[Some records]
— begin —

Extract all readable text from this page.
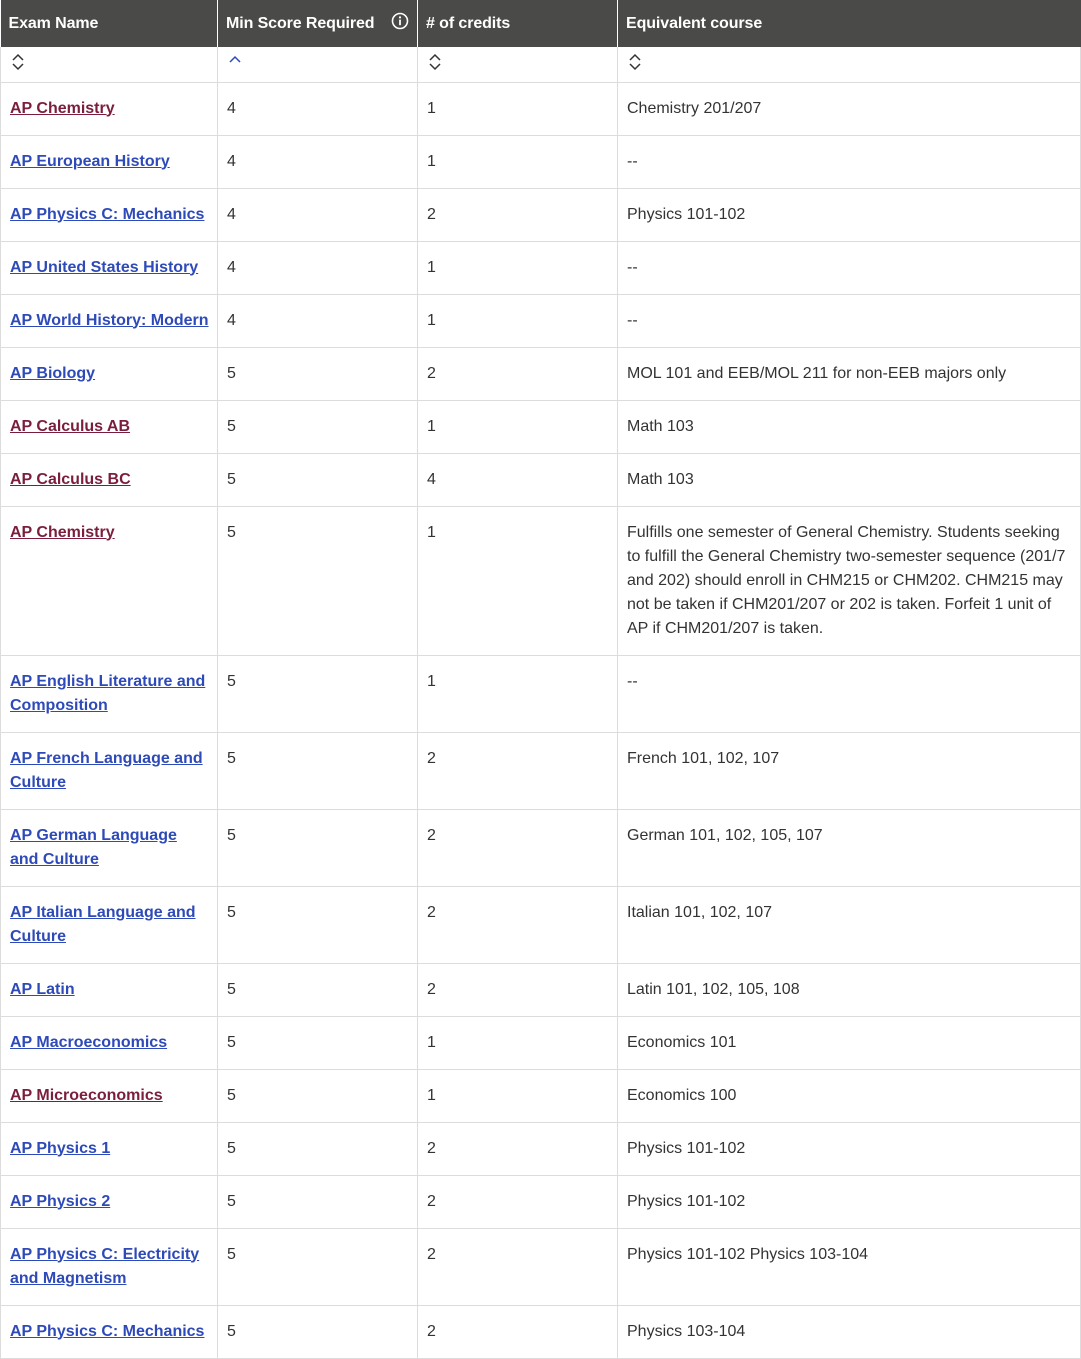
Exam Name	Min Score Required	# of credits	Equivalent course

AP Chemistry	4	1	Chemistry 201/207
AP European History	4	1	--
AP Physics C: Mechanics	4	2	Physics 101-102
AP United States History	4	1	--
AP World History: Modern	4	1	--
AP Biology	5	2	MOL 101 and EEB/MOL 211 for non-EEB majors only
AP Calculus AB	5	1	Math 103
AP Calculus BC	5	4	Math 103
AP Chemistry	5	1	Fulfills one semester of General Chemistry. Students seeking to fulfill the General Chemistry two-semester sequence (201/7 and 202) should enroll in CHM215 or CHM202. CHM215 may not be taken if CHM201/207 or 202 is taken. Forfeit 1 unit of AP if CHM201/207 is taken.
AP English Literature and Composition	5	1	--
AP French Language and Culture	5	2	French 101, 102, 107
AP German Language and Culture	5	2	German 101, 102, 105, 107
AP Italian Language and Culture	5	2	Italian 101, 102, 107
AP Latin	5	2	Latin 101, 102, 105, 108
AP Macroeconomics	5	1	Economics 101
AP Microeconomics	5	1	Economics 100
AP Physics 1	5	2	Physics 101-102
AP Physics 2	5	2	Physics 101-102
AP Physics C: Electricity and Magnetism	5	2	Physics 101-102 Physics 103-104
AP Physics C: Mechanics	5	2	Physics 103-104
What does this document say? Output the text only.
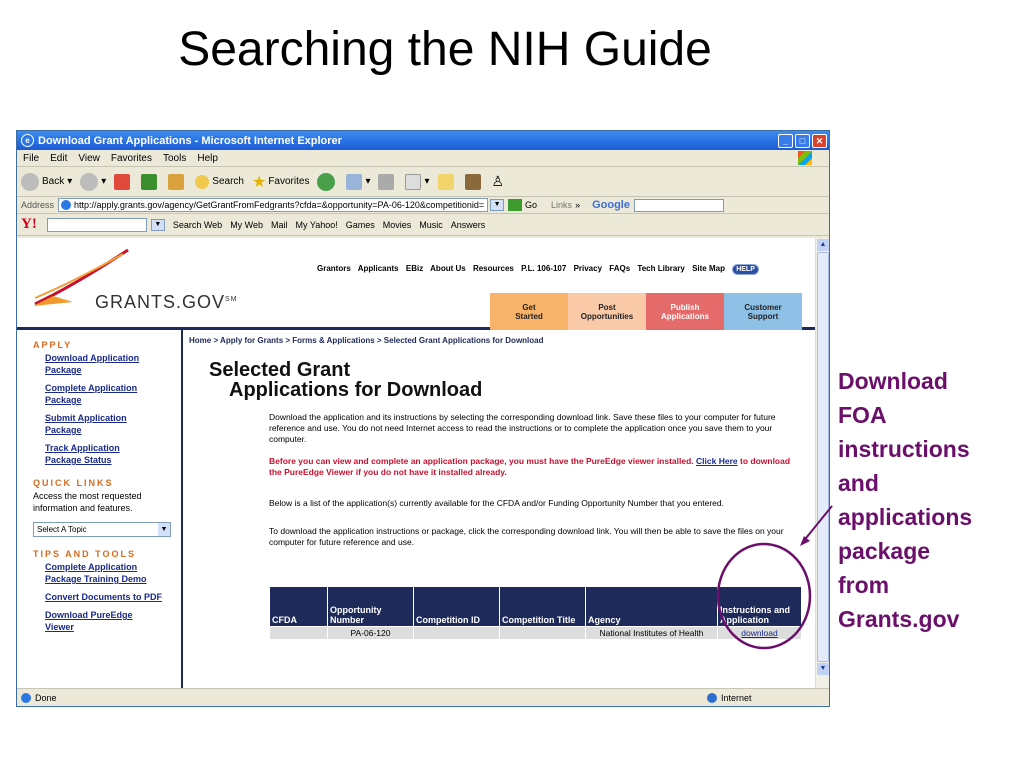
Searching the NIH Guide
e Download Grant Applications - Microsoft Internet Explorer	_	□	✕
File Edit View Favorites Tools Help
Back ▾	▾	Search ★ Favorites	▾	▾	♙
Address http://apply.grants.gov/agency/GetGrantFromFedgrants?cfda=&opportunity=PA-06-120&competitionid=	▼	Go Links » Google
Y!	▼	Search Web My Web Mail My Yahoo! Games Movies Music Answers
GRANTS.GOV℠
Grantors Applicants EBiz About Us Resources P.L. 106-107 Privacy FAQs Tech Library Site Map HELP
Get
Started
Post
Opportunities
Publish
Applications
Customer
Support
APPLY
Download Application
Package
Complete Application
Package
Submit Application
Package
Track Application
Package Status
QUICK LINKS
Access the most requested
information and features.
Select A Topic	▼
TIPS AND TOOLS
Complete Application
Package Training Demo
Convert Documents to PDF
Download PureEdge
Viewer
Home > Apply for Grants > Forms & Applications > Selected Grant Applications for Download
Selected Grant
Applications for Download
Download the application and its instructions by selecting the corresponding download link. Save these files to your computer for future reference and use. You do not need Internet access to read the instructions or to complete the application once you save them to your computer.
Before you can view and complete an application package, you must have the PureEdge viewer installed. Click Here to download the PureEdge Viewer if you do not have it installed already.
Below is a list of the application(s) currently available for the CFDA and/or Funding Opportunity Number that you entered.
To download the application instructions or package, click the corresponding download link. You will then be able to save the files on your computer for future reference and use.
CFDA	Opportunity Number	Competition ID	Competition Title	Agency	Instructions and Application
	PA-06-120			National Institutes of Health	download
▲
▼
Done	Internet
Download
FOA
instructions
and
applications
package
from
Grants.gov
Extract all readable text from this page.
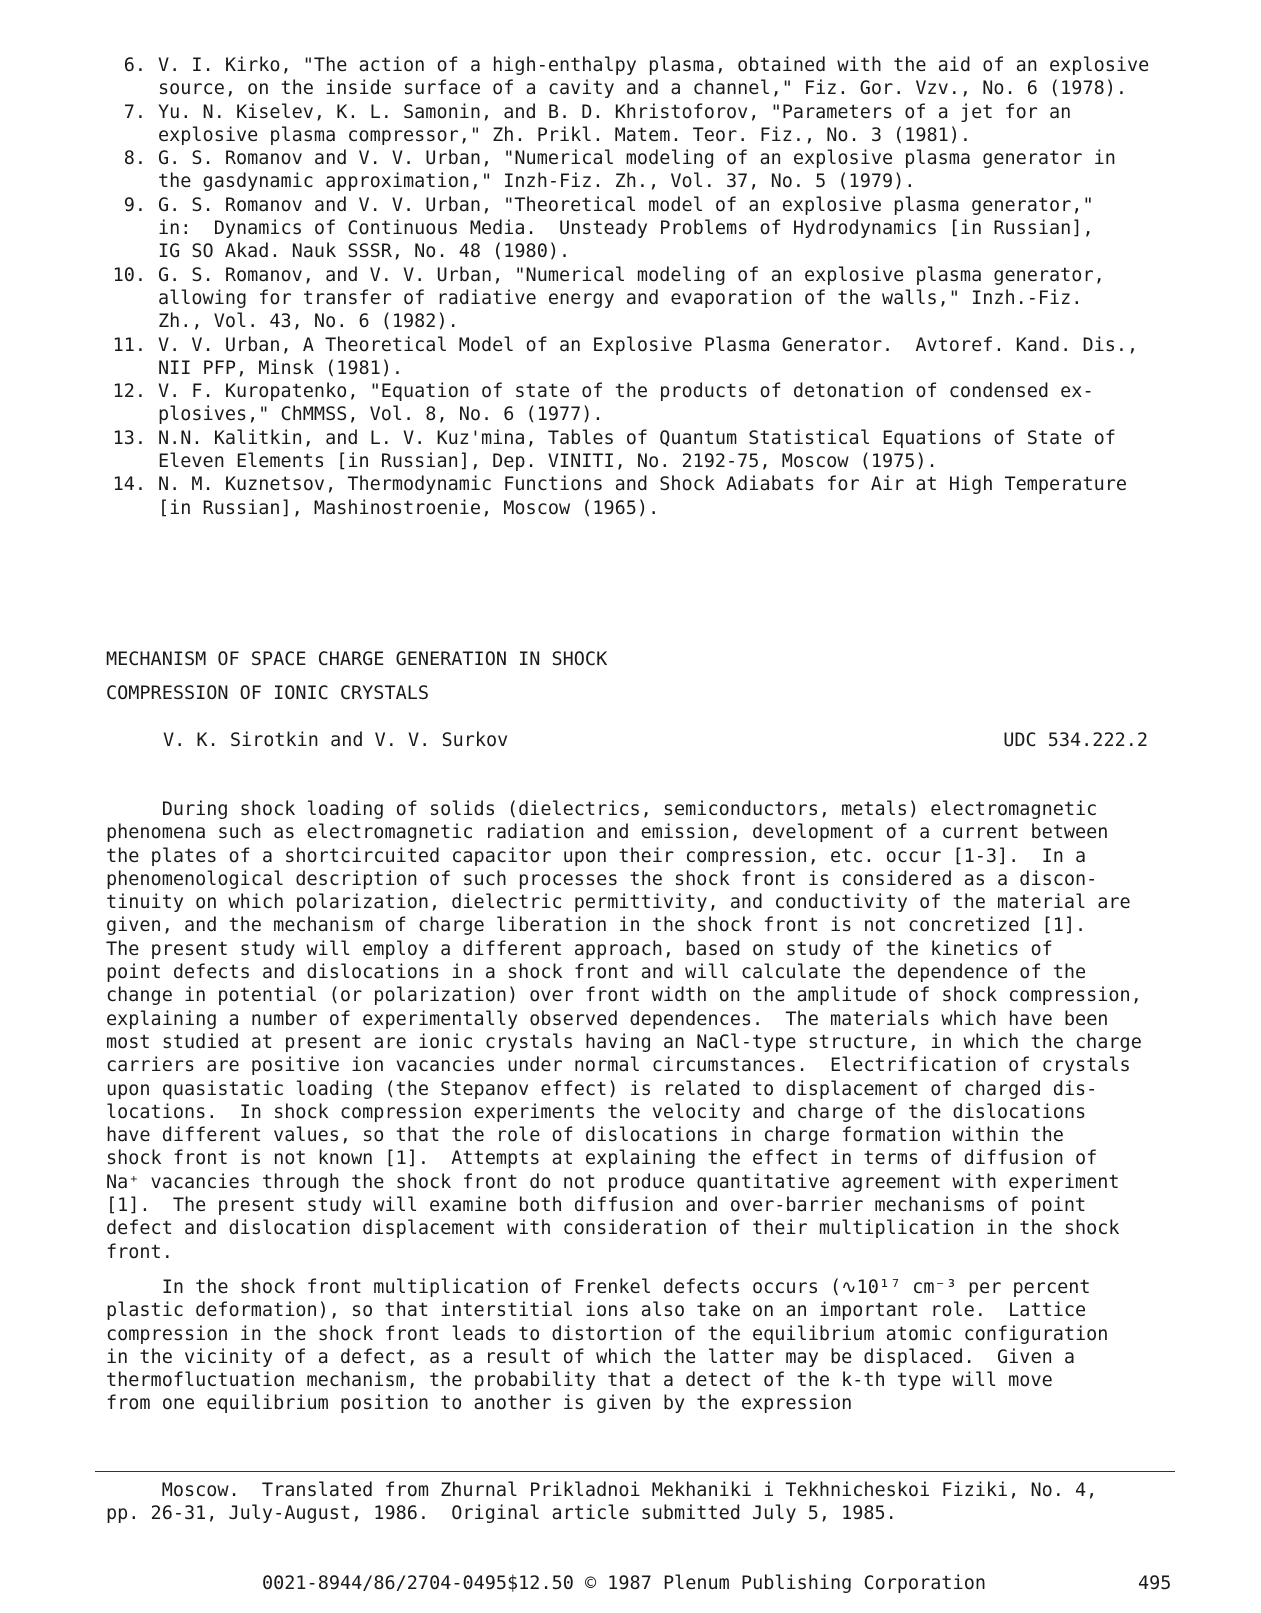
6. V. I. Kirko, "The action of a high-enthalpy plasma, obtained with the aid of an explosive
source, on the inside surface of a cavity and a channel," Fiz. Gor. Vzv., No. 6 (1978).
7. Yu. N. Kiselev, K. L. Samonin, and B. D. Khristoforov, "Parameters of a jet for an
explosive plasma compressor," Zh. Prikl. Matem. Teor. Fiz., No. 3 (1981).
8. G. S. Romanov and V. V. Urban, "Numerical modeling of an explosive plasma generator in
the gasdynamic approximation," Inzh-Fiz. Zh., Vol. 37, No. 5 (1979).
9. G. S. Romanov and V. V. Urban, "Theoretical model of an explosive plasma generator,"
in:  Dynamics of Continuous Media.  Unsteady Problems of Hydrodynamics [in Russian],
IG SO Akad. Nauk SSSR, No. 48 (1980).
10. G. S. Romanov, and V. V. Urban, "Numerical modeling of an explosive plasma generator,
allowing for transfer of radiative energy and evaporation of the walls," Inzh.-Fiz.
Zh., Vol. 43, No. 6 (1982).
11. V. V. Urban, A Theoretical Model of an Explosive Plasma Generator.  Avtoref. Kand. Dis.,
NII PFP, Minsk (1981).
12. V. F. Kuropatenko, "Equation of state of the products of detonation of condensed ex-
plosives," ChMMSS, Vol. 8, No. 6 (1977).
13. N.N. Kalitkin, and L. V. Kuz'mina, Tables of Quantum Statistical Equations of State of
Eleven Elements [in Russian], Dep. VINITI, No. 2192-75, Moscow (1975).
14. N. M. Kuznetsov, Thermodynamic Functions and Shock Adiabats for Air at High Temperature
[in Russian], Mashinostroenie, Moscow (1965).
MECHANISM OF SPACE CHARGE GENERATION IN SHOCK
COMPRESSION OF IONIC CRYSTALS
V. K. Sirotkin and V. V. Surkov	UDC 534.222.2
During shock loading of solids (dielectrics, semiconductors, metals) electromagnetic
phenomena such as electromagnetic radiation and emission, development of a current between
the plates of a shortcircuited capacitor upon their compression, etc. occur [1-3].  In a
phenomenological description of such processes the shock front is considered as a discon-
tinuity on which polarization, dielectric permittivity, and conductivity of the material are
given, and the mechanism of charge liberation in the shock front is not concretized [1].
The present study will employ a different approach, based on study of the kinetics of
point defects and dislocations in a shock front and will calculate the dependence of the
change in potential (or polarization) over front width on the amplitude of shock compression,
explaining a number of experimentally observed dependences.  The materials which have been
most studied at present are ionic crystals having an NaCl-type structure, in which the charge
carriers are positive ion vacancies under normal circumstances.  Electrification of crystals
upon quasistatic loading (the Stepanov effect) is related to displacement of charged dis-
locations.  In shock compression experiments the velocity and charge of the dislocations
have different values, so that the role of dislocations in charge formation within the
shock front is not known [1].  Attempts at explaining the effect in terms of diffusion of
Na⁺ vacancies through the shock front do not produce quantitative agreement with experiment
[1].  The present study will examine both diffusion and over-barrier mechanisms of point
defect and dislocation displacement with consideration of their multiplication in the shock
front.
In the shock front multiplication of Frenkel defects occurs (∿10¹⁷ cm⁻³ per percent
plastic deformation), so that interstitial ions also take on an important role.  Lattice
compression in the shock front leads to distortion of the equilibrium atomic configuration
in the vicinity of a defect, as a result of which the latter may be displaced.  Given a
thermofluctuation mechanism, the probability that a detect of the k-th type will move
from one equilibrium position to another is given by the expression
Moscow.  Translated from Zhurnal Prikladnoi Mekhaniki i Tekhnicheskoi Fiziki, No. 4,
pp. 26-31, July-August, 1986.  Original article submitted July 5, 1985.
0021-8944/86/2704-0495$12.50 © 1987 Plenum Publishing Corporation	495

— end —

* TASK PROMPT
Count the lines in the entries that hold the word "polarization", and give nothing but the total.

* CORRECT RESULT
2